#### [Extracted records]
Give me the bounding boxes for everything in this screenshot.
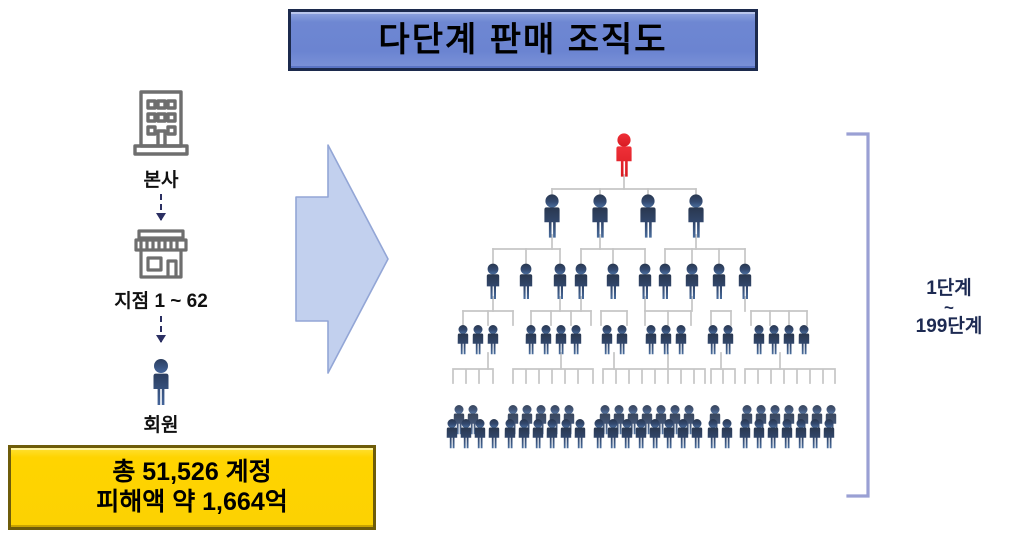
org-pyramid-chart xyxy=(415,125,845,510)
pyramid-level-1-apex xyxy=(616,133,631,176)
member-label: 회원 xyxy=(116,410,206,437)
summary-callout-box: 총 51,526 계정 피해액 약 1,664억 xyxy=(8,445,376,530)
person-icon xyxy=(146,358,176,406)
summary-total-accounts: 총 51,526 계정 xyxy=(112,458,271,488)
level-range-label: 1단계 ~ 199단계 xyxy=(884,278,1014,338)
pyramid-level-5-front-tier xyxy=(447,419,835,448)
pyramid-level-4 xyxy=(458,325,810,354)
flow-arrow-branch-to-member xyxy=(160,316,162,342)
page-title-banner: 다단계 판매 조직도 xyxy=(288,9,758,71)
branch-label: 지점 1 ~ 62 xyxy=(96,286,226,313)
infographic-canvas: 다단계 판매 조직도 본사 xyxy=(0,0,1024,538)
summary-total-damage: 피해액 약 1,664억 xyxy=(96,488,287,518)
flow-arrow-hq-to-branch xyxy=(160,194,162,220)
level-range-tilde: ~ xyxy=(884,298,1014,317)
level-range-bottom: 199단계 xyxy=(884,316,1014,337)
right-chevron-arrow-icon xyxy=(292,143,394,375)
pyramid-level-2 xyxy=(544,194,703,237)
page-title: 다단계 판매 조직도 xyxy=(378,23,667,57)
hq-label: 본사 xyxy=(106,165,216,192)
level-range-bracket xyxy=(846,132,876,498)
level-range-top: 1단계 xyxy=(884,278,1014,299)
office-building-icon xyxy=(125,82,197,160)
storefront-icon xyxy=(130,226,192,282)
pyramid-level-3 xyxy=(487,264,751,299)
* * *
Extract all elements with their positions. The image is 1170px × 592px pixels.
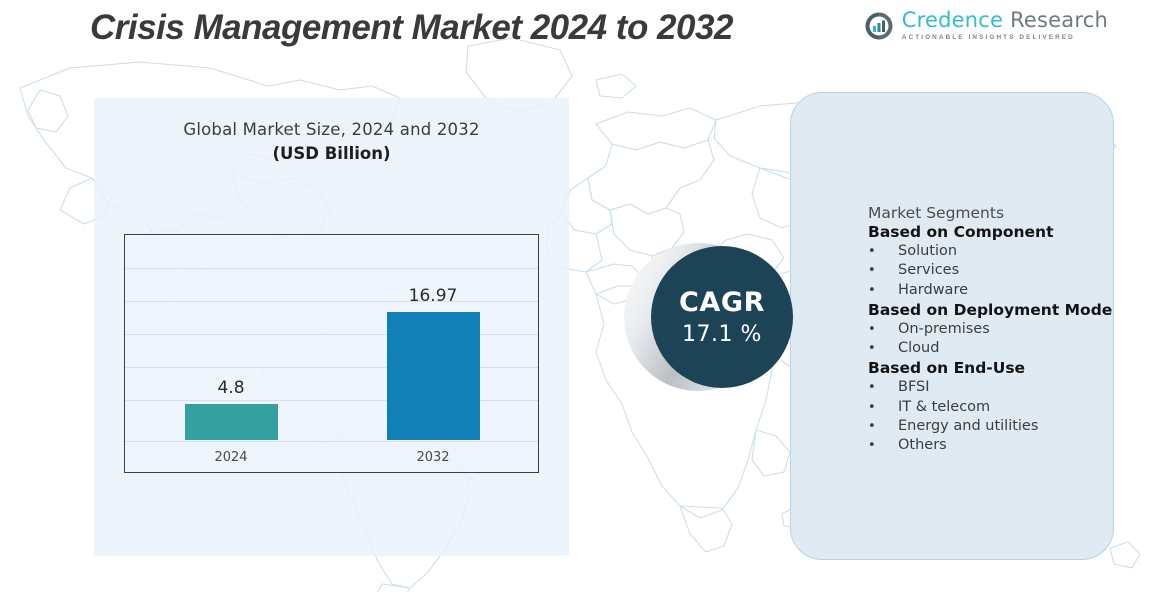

#### [Given problem]
For the part of the records that opens with the line containing "Give me the" and closes with the line containing "infographic-canvas: 다단계 판매", swap "screenshot" for "image" and return those lines with everything else unchanged. Leave the pictures out of your answer.

#### [The result]
Give me the bounding boxes for everything in this image.
org-pyramid-chart xyxy=(415,125,845,510)
pyramid-level-1-apex xyxy=(616,133,631,176)
member-label: 회원 xyxy=(116,410,206,437)
summary-callout-box: 총 51,526 계정 피해액 약 1,664억 xyxy=(8,445,376,530)
person-icon xyxy=(146,358,176,406)
summary-total-accounts: 총 51,526 계정 xyxy=(112,458,271,488)
level-range-label: 1단계 ~ 199단계 xyxy=(884,278,1014,338)
pyramid-level-5-front-tier xyxy=(447,419,835,448)
pyramid-level-4 xyxy=(458,325,810,354)
flow-arrow-branch-to-member xyxy=(160,316,162,342)
page-title-banner: 다단계 판매 조직도 xyxy=(288,9,758,71)
branch-label: 지점 1 ~ 62 xyxy=(96,286,226,313)
infographic-canvas: 다단계 판매 조직도 본사 xyxy=(0,0,1024,538)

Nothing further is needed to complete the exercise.